─── Data section

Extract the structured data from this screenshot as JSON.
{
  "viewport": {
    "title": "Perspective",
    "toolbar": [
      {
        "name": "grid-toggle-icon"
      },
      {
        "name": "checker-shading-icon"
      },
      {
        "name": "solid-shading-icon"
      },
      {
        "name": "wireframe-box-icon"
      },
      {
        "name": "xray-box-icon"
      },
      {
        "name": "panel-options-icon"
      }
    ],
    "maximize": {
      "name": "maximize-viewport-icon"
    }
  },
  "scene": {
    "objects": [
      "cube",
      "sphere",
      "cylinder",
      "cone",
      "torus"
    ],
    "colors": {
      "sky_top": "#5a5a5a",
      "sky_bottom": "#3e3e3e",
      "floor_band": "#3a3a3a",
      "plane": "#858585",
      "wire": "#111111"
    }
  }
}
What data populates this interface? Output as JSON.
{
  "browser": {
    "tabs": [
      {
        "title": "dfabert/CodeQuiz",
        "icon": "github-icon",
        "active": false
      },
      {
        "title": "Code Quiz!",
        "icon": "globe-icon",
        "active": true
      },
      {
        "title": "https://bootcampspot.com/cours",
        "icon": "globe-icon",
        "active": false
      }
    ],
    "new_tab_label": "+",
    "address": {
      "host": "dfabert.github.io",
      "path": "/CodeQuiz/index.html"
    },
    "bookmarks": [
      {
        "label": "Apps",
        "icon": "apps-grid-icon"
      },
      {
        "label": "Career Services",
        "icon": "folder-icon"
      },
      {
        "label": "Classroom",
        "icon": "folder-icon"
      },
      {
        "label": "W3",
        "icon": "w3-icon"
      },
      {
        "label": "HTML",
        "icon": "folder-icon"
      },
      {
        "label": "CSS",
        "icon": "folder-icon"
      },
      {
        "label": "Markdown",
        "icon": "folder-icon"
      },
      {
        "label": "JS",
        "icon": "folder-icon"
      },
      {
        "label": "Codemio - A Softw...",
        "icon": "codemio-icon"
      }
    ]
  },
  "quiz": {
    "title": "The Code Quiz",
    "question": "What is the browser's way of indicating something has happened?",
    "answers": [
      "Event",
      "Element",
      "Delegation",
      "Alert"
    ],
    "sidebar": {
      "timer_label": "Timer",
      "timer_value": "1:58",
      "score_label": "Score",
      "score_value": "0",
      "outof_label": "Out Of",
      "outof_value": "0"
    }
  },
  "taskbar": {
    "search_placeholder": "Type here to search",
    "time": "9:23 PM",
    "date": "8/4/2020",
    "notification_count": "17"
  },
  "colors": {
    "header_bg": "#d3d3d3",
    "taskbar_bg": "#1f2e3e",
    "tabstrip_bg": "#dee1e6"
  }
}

──────

■ Given request
Print the material once more, exactly.

■ Solution for this task
Extract the structured data from this screenshot as JSON.
{
  "viewport": {
    "title": "Perspective",
    "toolbar": [
      {
        "name": "grid-toggle-icon"
      },
      {
        "name": "checker-shading-icon"
      },
      {
        "name": "solid-shading-icon"
      },
      {
        "name": "wireframe-box-icon"
      },
      {
        "name": "xray-box-icon"
      },
      {
        "name": "panel-options-icon"
      }
    ],
    "maximize": {
      "name": "maximize-viewport-icon"
    }
  },
  "scene": {
    "objects": [
      "cube",
      "sphere",
      "cylinder",
      "cone",
      "torus"
    ],
    "colors": {
      "sky_top": "#5a5a5a",
      "sky_bottom": "#3e3e3e",
      "floor_band": "#3a3a3a",
      "plane": "#858585",
      "wire": "#111111"
    }
  }
}
What data populates this interface? Output as JSON.
{
  "browser": {
    "tabs": [
      {
        "title": "dfabert/CodeQuiz",
        "icon": "github-icon",
        "active": false
      },
      {
        "title": "Code Quiz!",
        "icon": "globe-icon",
        "active": true
      },
      {
        "title": "https://bootcampspot.com/cours",
        "icon": "globe-icon",
        "active": false
      }
    ],
    "new_tab_label": "+",
    "address": {
      "host": "dfabert.github.io",
      "path": "/CodeQuiz/index.html"
    },
    "bookmarks": [
      {
        "label": "Apps",
        "icon": "apps-grid-icon"
      },
      {
        "label": "Career Services",
        "icon": "folder-icon"
      },
      {
        "label": "Classroom",
        "icon": "folder-icon"
      },
      {
        "label": "W3",
        "icon": "w3-icon"
      },
      {
        "label": "HTML",
        "icon": "folder-icon"
      },
      {
        "label": "CSS",
        "icon": "folder-icon"
      },
      {
        "label": "Markdown",
        "icon": "folder-icon"
      },
      {
        "label": "JS",
        "icon": "folder-icon"
      },
      {
        "label": "Codemio - A Softw...",
        "icon": "codemio-icon"
      }
    ]
  },
  "quiz": {
    "title": "The Code Quiz",
    "question": "What is the browser's way of indicating something has happened?",
    "answers": [
      "Event",
      "Element",
      "Delegation",
      "Alert"
    ],
    "sidebar": {
      "timer_label": "Timer",
      "timer_value": "1:58",
      "score_label": "Score",
      "score_value": "0",
      "outof_label": "Out Of",
      "outof_value": "0"
    }
  },
  "taskbar": {
    "search_placeholder": "Type here to search",
    "time": "9:23 PM",
    "date": "8/4/2020",
    "notification_count": "17"
  },
  "colors": {
    "header_bg": "#d3d3d3",
    "taskbar_bg": "#1f2e3e",
    "tabstrip_bg": "#dee1e6"
  }
}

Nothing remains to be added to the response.